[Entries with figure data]
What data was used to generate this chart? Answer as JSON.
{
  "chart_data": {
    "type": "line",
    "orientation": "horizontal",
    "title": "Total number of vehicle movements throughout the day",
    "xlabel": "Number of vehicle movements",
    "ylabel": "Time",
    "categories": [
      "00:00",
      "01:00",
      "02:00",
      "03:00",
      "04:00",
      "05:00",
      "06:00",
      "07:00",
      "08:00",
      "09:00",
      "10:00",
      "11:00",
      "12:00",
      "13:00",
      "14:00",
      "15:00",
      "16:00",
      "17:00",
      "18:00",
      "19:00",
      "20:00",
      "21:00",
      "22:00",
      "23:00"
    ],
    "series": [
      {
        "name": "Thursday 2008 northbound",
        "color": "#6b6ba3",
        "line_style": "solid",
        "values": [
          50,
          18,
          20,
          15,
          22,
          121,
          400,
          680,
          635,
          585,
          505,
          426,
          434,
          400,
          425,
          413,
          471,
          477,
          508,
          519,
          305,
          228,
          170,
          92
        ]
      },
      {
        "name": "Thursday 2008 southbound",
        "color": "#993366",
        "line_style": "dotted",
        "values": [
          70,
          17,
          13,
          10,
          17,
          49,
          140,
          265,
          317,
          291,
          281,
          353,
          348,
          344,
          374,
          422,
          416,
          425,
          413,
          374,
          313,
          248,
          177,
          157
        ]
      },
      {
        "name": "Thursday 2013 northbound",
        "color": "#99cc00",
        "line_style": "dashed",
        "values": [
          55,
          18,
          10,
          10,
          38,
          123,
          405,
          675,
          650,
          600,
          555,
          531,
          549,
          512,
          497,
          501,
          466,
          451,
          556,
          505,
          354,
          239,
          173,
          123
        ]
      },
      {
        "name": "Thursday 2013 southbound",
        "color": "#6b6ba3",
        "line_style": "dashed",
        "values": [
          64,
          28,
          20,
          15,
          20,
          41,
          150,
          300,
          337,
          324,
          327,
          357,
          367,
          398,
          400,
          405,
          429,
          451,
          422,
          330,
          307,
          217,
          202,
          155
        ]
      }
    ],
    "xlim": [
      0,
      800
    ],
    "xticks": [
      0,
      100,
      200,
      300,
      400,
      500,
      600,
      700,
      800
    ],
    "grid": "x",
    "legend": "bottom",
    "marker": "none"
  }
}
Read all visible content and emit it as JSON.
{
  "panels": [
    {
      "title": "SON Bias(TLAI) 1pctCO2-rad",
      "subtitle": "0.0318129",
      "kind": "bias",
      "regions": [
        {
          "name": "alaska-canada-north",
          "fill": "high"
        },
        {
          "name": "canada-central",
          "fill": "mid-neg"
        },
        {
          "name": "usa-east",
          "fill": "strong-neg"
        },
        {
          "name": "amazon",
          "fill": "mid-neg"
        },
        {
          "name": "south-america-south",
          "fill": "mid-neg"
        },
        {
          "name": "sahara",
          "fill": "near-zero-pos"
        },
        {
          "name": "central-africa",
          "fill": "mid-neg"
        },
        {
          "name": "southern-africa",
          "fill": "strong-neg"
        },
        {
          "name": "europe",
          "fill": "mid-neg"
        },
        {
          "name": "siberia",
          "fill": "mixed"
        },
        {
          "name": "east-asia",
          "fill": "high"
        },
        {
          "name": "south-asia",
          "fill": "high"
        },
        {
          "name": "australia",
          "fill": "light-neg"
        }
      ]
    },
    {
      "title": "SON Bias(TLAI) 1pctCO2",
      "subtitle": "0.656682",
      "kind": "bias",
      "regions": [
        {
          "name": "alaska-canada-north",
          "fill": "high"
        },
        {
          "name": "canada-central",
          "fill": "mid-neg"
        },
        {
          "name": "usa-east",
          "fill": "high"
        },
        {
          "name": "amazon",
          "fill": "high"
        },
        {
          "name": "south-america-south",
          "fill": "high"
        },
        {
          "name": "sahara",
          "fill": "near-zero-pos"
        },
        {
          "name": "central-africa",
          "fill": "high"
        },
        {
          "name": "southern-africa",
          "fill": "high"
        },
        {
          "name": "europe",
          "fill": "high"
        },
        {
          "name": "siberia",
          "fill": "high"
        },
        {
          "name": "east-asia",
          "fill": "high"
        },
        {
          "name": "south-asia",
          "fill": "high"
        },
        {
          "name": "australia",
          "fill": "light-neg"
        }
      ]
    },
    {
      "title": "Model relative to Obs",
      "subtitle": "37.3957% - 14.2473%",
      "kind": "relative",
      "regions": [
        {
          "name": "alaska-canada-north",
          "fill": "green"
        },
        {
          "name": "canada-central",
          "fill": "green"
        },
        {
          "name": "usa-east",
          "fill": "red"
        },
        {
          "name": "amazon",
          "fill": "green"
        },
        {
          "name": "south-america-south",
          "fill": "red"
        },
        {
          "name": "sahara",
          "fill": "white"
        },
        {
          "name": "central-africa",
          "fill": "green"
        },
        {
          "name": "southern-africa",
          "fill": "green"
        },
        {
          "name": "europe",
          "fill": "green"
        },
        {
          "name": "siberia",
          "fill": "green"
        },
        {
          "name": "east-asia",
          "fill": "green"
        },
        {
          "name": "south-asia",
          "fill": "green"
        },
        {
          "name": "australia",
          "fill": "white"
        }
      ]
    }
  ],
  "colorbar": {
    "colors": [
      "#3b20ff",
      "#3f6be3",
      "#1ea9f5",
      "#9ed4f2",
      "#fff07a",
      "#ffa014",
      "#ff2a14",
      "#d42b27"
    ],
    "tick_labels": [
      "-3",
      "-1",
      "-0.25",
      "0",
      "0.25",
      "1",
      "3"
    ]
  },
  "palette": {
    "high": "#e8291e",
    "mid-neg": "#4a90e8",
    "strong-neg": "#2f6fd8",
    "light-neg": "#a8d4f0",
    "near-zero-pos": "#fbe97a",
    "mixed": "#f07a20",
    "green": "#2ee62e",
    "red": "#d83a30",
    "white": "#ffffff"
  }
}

▶ [TASK PROMPT]: How many lines in these records hold the string "southbound"? Reply with the number alone.

▶ [REPLY TO THE EXERCISE]: 2